> TASK GOAL:
The listing beneath should be written out in full, exactly as shown.

# # # # # # #

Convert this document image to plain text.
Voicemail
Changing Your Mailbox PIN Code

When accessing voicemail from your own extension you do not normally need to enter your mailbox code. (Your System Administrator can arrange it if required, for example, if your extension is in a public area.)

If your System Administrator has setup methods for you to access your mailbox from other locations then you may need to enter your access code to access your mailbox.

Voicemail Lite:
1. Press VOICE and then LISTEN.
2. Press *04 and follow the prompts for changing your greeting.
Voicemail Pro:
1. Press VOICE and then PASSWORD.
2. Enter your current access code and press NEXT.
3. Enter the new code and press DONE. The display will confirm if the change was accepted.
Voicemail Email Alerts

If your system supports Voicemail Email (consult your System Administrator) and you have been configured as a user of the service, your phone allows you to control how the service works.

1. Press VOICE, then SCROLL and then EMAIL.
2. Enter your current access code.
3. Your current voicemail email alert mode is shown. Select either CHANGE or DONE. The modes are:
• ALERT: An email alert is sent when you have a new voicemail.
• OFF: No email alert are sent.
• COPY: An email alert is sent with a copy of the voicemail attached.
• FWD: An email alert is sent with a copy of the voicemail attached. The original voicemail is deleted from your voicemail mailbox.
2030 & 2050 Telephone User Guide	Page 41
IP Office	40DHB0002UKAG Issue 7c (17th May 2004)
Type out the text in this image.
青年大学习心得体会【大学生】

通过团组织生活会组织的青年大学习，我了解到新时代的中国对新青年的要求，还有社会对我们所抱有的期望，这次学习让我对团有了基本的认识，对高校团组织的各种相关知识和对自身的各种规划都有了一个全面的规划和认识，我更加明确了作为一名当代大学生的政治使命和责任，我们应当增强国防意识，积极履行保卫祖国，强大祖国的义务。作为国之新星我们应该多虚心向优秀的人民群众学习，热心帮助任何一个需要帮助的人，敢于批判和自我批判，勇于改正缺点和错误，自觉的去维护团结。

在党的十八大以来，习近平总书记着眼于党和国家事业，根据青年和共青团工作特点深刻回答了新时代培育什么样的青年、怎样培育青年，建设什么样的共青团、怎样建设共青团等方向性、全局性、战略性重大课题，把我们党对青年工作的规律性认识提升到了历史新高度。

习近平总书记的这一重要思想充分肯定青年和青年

# # # # # # #

> RESPONSE TO THIS TASK:
Convert this document image to plain text.
Voicemail
Changing Your Mailbox PIN Code

When accessing voicemail from your own extension you do not normally need to enter your mailbox code. (Your System Administrator can arrange it if required, for example, if your extension is in a public area.)

If your System Administrator has setup methods for you to access your mailbox from other locations then you may need to enter your access code to access your mailbox.

Voicemail Lite:
1. Press VOICE and then LISTEN.
2. Press *04 and follow the prompts for changing your greeting.
Voicemail Pro:
1. Press VOICE and then PASSWORD.
2. Enter your current access code and press NEXT.
3. Enter the new code and press DONE. The display will confirm if the change was accepted.
Voicemail Email Alerts

If your system supports Voicemail Email (consult your System Administrator) and you have been configured as a user of the service, your phone allows you to control how the service works.

1. Press VOICE, then SCROLL and then EMAIL.
2. Enter your current access code.
3. Your current voicemail email alert mode is shown. Select either CHANGE or DONE. The modes are:
• ALERT: An email alert is sent when you have a new voicemail.
• OFF: No email alert are sent.
• COPY: An email alert is sent with a copy of the voicemail attached.
• FWD: An email alert is sent with a copy of the voicemail attached. The original voicemail is deleted from your voicemail mailbox.
2030 & 2050 Telephone User Guide	Page 41
IP Office	40DHB0002UKAG Issue 7c (17th May 2004)
Type out the text in this image.
青年大学习心得体会【大学生】

通过团组织生活会组织的青年大学习，我了解到新时代的中国对新青年的要求，还有社会对我们所抱有的期望，这次学习让我对团有了基本的认识，对高校团组织的各种相关知识和对自身的各种规划都有了一个全面的规划和认识，我更加明确了作为一名当代大学生的政治使命和责任，我们应当增强国防意识，积极履行保卫祖国，强大祖国的义务。作为国之新星我们应该多虚心向优秀的人民群众学习，热心帮助任何一个需要帮助的人，敢于批判和自我批判，勇于改正缺点和错误，自觉的去维护团结。

在党的十八大以来，习近平总书记着眼于党和国家事业，根据青年和共青团工作特点深刻回答了新时代培育什么样的青年、怎样培育青年，建设什么样的共青团、怎样建设共青团等方向性、全局性、战略性重大课题，把我们党对青年工作的规律性认识提升到了历史新高度。

习近平总书记的这一重要思想充分肯定青年和青年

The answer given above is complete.